---- DATA PROVIDED

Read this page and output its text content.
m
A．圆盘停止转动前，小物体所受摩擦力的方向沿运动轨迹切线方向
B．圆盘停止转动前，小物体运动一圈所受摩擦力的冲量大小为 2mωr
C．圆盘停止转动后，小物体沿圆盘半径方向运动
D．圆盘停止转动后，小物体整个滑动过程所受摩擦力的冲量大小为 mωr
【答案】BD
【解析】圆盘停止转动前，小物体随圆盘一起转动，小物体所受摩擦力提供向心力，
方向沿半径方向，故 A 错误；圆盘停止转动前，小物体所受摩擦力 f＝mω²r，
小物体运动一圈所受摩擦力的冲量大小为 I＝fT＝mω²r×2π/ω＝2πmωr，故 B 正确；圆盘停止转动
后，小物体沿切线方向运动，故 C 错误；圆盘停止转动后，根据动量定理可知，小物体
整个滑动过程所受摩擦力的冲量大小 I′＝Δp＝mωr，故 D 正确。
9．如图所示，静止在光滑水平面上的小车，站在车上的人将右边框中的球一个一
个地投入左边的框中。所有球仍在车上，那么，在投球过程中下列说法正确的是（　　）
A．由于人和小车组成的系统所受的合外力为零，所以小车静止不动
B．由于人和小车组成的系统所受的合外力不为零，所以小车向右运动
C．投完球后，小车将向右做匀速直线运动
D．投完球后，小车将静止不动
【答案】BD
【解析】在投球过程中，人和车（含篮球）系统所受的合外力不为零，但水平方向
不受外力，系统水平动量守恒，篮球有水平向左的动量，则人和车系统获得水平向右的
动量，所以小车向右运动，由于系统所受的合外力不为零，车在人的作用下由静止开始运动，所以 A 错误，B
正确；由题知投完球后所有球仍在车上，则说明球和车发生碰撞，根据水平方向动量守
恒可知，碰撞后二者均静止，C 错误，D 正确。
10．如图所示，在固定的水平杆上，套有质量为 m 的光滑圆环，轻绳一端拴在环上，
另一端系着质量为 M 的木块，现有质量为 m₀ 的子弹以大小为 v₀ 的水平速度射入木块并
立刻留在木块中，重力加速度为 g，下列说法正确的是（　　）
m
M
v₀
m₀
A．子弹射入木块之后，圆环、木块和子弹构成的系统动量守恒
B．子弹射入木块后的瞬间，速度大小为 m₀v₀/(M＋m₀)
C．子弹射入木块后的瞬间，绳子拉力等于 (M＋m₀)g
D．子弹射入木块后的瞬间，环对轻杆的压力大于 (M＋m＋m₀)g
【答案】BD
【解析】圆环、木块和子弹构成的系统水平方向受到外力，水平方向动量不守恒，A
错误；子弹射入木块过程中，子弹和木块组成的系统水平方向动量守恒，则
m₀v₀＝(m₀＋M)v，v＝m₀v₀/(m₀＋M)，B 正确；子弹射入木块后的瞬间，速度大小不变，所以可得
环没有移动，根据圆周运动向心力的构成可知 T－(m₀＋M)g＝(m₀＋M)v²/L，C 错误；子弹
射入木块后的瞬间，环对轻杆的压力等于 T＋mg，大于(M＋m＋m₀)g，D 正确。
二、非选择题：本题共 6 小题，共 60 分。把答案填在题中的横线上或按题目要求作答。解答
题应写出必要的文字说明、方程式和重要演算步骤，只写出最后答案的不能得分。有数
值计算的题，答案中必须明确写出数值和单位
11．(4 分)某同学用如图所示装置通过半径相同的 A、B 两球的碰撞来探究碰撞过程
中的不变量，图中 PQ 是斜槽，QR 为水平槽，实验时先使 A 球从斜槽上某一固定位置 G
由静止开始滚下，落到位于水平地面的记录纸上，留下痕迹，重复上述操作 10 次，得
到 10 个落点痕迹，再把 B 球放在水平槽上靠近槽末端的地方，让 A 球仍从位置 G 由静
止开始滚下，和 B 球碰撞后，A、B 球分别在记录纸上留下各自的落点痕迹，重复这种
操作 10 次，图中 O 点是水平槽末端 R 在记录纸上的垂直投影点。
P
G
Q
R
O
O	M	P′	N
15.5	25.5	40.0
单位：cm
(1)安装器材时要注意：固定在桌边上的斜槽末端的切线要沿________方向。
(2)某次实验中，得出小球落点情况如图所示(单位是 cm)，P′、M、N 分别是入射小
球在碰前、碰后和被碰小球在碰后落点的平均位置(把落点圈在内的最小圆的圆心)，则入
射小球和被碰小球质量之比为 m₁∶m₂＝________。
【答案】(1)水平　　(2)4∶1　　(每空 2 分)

--------

● SHORT TASK
Restate the data above word for word.

● RESULT FOR THIS TASK
Read this page and output its text content.
m
A．圆盘停止转动前，小物体所受摩擦力的方向沿运动轨迹切线方向
B．圆盘停止转动前，小物体运动一圈所受摩擦力的冲量大小为 2mωr
C．圆盘停止转动后，小物体沿圆盘半径方向运动
D．圆盘停止转动后，小物体整个滑动过程所受摩擦力的冲量大小为 mωr
【答案】BD
【解析】圆盘停止转动前，小物体随圆盘一起转动，小物体所受摩擦力提供向心力，
方向沿半径方向，故 A 错误；圆盘停止转动前，小物体所受摩擦力 f＝mω²r，
小物体运动一圈所受摩擦力的冲量大小为 I＝fT＝mω²r×2π/ω＝2πmωr，故 B 正确；圆盘停止转动
后，小物体沿切线方向运动，故 C 错误；圆盘停止转动后，根据动量定理可知，小物体
整个滑动过程所受摩擦力的冲量大小 I′＝Δp＝mωr，故 D 正确。
9．如图所示，静止在光滑水平面上的小车，站在车上的人将右边框中的球一个一
个地投入左边的框中。所有球仍在车上，那么，在投球过程中下列说法正确的是（　　）
A．由于人和小车组成的系统所受的合外力为零，所以小车静止不动
B．由于人和小车组成的系统所受的合外力不为零，所以小车向右运动
C．投完球后，小车将向右做匀速直线运动
D．投完球后，小车将静止不动
【答案】BD
【解析】在投球过程中，人和车（含篮球）系统所受的合外力不为零，但水平方向
不受外力，系统水平动量守恒，篮球有水平向左的动量，则人和车系统获得水平向右的
动量，所以小车向右运动，由于系统所受的合外力不为零，车在人的作用下由静止开始运动，所以 A 错误，B
正确；由题知投完球后所有球仍在车上，则说明球和车发生碰撞，根据水平方向动量守
恒可知，碰撞后二者均静止，C 错误，D 正确。
10．如图所示，在固定的水平杆上，套有质量为 m 的光滑圆环，轻绳一端拴在环上，
另一端系着质量为 M 的木块，现有质量为 m₀ 的子弹以大小为 v₀ 的水平速度射入木块并
立刻留在木块中，重力加速度为 g，下列说法正确的是（　　）
m
M
v₀
m₀
A．子弹射入木块之后，圆环、木块和子弹构成的系统动量守恒
B．子弹射入木块后的瞬间，速度大小为 m₀v₀/(M＋m₀)
C．子弹射入木块后的瞬间，绳子拉力等于 (M＋m₀)g
D．子弹射入木块后的瞬间，环对轻杆的压力大于 (M＋m＋m₀)g
【答案】BD
【解析】圆环、木块和子弹构成的系统水平方向受到外力，水平方向动量不守恒，A
错误；子弹射入木块过程中，子弹和木块组成的系统水平方向动量守恒，则
m₀v₀＝(m₀＋M)v，v＝m₀v₀/(m₀＋M)，B 正确；子弹射入木块后的瞬间，速度大小不变，所以可得
环没有移动，根据圆周运动向心力的构成可知 T－(m₀＋M)g＝(m₀＋M)v²/L，C 错误；子弹
射入木块后的瞬间，环对轻杆的压力等于 T＋mg，大于(M＋m＋m₀)g，D 正确。
二、非选择题：本题共 6 小题，共 60 分。把答案填在题中的横线上或按题目要求作答。解答
题应写出必要的文字说明、方程式和重要演算步骤，只写出最后答案的不能得分。有数
值计算的题，答案中必须明确写出数值和单位
11．(4 分)某同学用如图所示装置通过半径相同的 A、B 两球的碰撞来探究碰撞过程
中的不变量，图中 PQ 是斜槽，QR 为水平槽，实验时先使 A 球从斜槽上某一固定位置 G
由静止开始滚下，落到位于水平地面的记录纸上，留下痕迹，重复上述操作 10 次，得
到 10 个落点痕迹，再把 B 球放在水平槽上靠近槽末端的地方，让 A 球仍从位置 G 由静
止开始滚下，和 B 球碰撞后，A、B 球分别在记录纸上留下各自的落点痕迹，重复这种
操作 10 次，图中 O 点是水平槽末端 R 在记录纸上的垂直投影点。
P
G
Q
R
O
O	M	P′	N
15.5	25.5	40.0
单位：cm
(1)安装器材时要注意：固定在桌边上的斜槽末端的切线要沿________方向。
(2)某次实验中，得出小球落点情况如图所示(单位是 cm)，P′、M、N 分别是入射小
球在碰前、碰后和被碰小球在碰后落点的平均位置(把落点圈在内的最小圆的圆心)，则入
射小球和被碰小球质量之比为 m₁∶m₂＝________。
【答案】(1)水平　　(2)4∶1　　(每空 2 分)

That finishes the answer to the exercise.